Instruction -> Images embedded in the records are excluded; print everything else exactly as given.

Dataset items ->
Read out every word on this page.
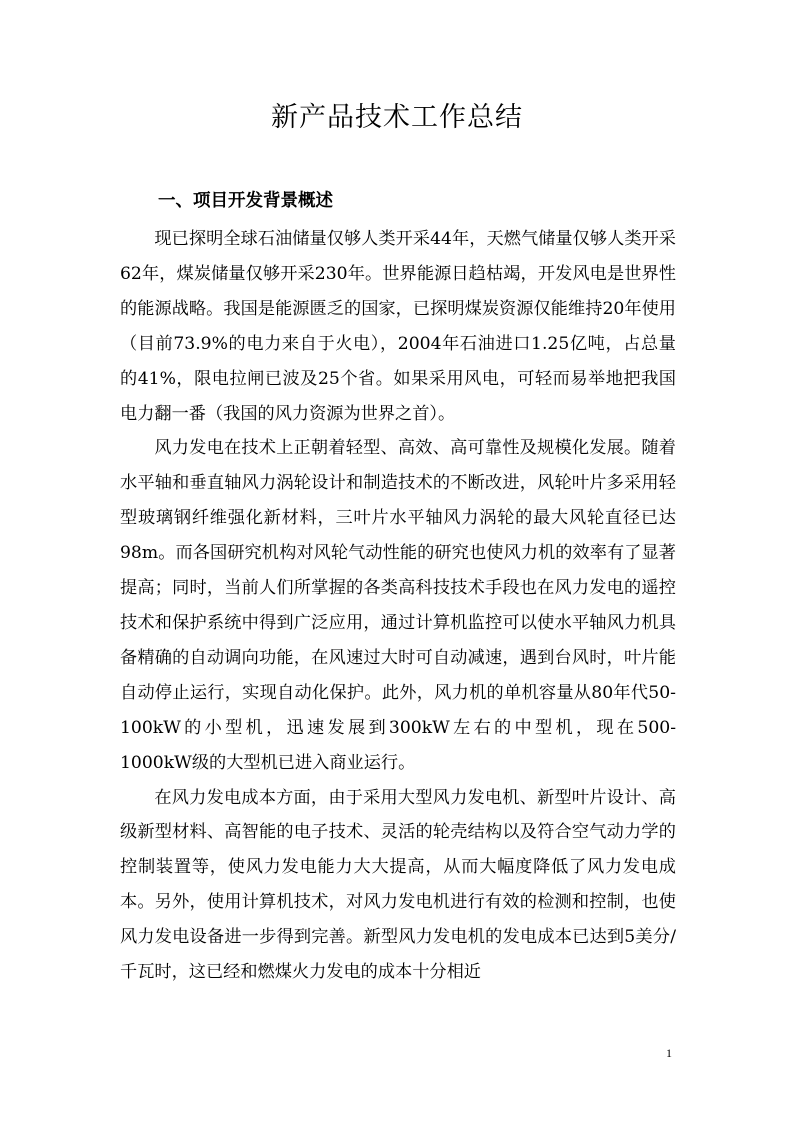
新产品技术工作总结
一、项目开发背景概述

现已探明全球石油储量仅够人类开采44年，天燃气储量仅够人类开采62年，煤炭储量仅够开采230年。世界能源日趋枯竭，开发风电是世界性的能源战略。我国是能源匮乏的国家，已探明煤炭资源仅能维持20年使用（目前73.9%的电力来自于火电），2004年石油进口1.25亿吨，占总量的41%，限电拉闸已波及25个省。如果采用风电，可轻而易举地把我国电力翻一番（我国的风力资源为世界之首）。

风力发电在技术上正朝着轻型、高效、高可靠性及规模化发展。随着水平轴和垂直轴风力涡轮设计和制造技术的不断改进，风轮叶片多采用轻型玻璃钢纤维强化新材料，三叶片水平轴风力涡轮的最大风轮直径已达98m。而各国研究机构对风轮气动性能的研究也使风力机的效率有了显著提高；同时，当前人们所掌握的各类高科技技术手段也在风力发电的遥控技术和保护系统中得到广泛应用，通过计算机监控可以使水平轴风力机具备精确的自动调向功能，在风速过大时可自动减速，遇到台风时，叶片能自动停止运行，实现自动化保护。此外，风力机的单机容量从80年代50-100kW的小型机，迅速发展到300kW左右的中型机，现在500-1000kW级的大型机已进入商业运行。

在风力发电成本方面，由于采用大型风力发电机、新型叶片设计、高级新型材料、高智能的电子技术、灵活的轮壳结构以及符合空气动力学的控制装置等，使风力发电能力大大提高，从而大幅度降低了风力发电成本。另外，使用计算机技术，对风力发电机进行有效的检测和控制，也使风力发电设备进一步得到完善。新型风力发电机的发电成本已达到5美分/千瓦时，这已经和燃煤火力发电的成本十分相近

1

Expected answer ->
Read out every word on this page.
新产品技术工作总结
一、项目开发背景概述

现已探明全球石油储量仅够人类开采44年，天燃气储量仅够人类开采62年，煤炭储量仅够开采230年。世界能源日趋枯竭，开发风电是世界性的能源战略。我国是能源匮乏的国家，已探明煤炭资源仅能维持20年使用（目前73.9%的电力来自于火电），2004年石油进口1.25亿吨，占总量的41%，限电拉闸已波及25个省。如果采用风电，可轻而易举地把我国电力翻一番（我国的风力资源为世界之首）。

风力发电在技术上正朝着轻型、高效、高可靠性及规模化发展。随着水平轴和垂直轴风力涡轮设计和制造技术的不断改进，风轮叶片多采用轻型玻璃钢纤维强化新材料，三叶片水平轴风力涡轮的最大风轮直径已达98m。而各国研究机构对风轮气动性能的研究也使风力机的效率有了显著提高；同时，当前人们所掌握的各类高科技技术手段也在风力发电的遥控技术和保护系统中得到广泛应用，通过计算机监控可以使水平轴风力机具备精确的自动调向功能，在风速过大时可自动减速，遇到台风时，叶片能自动停止运行，实现自动化保护。此外，风力机的单机容量从80年代50-100kW的小型机，迅速发展到300kW左右的中型机，现在500-1000kW级的大型机已进入商业运行。

在风力发电成本方面，由于采用大型风力发电机、新型叶片设计、高级新型材料、高智能的电子技术、灵活的轮壳结构以及符合空气动力学的控制装置等，使风力发电能力大大提高，从而大幅度降低了风力发电成本。另外，使用计算机技术，对风力发电机进行有效的检测和控制，也使风力发电设备进一步得到完善。新型风力发电机的发电成本已达到5美分/千瓦时，这已经和燃煤火力发电的成本十分相近

1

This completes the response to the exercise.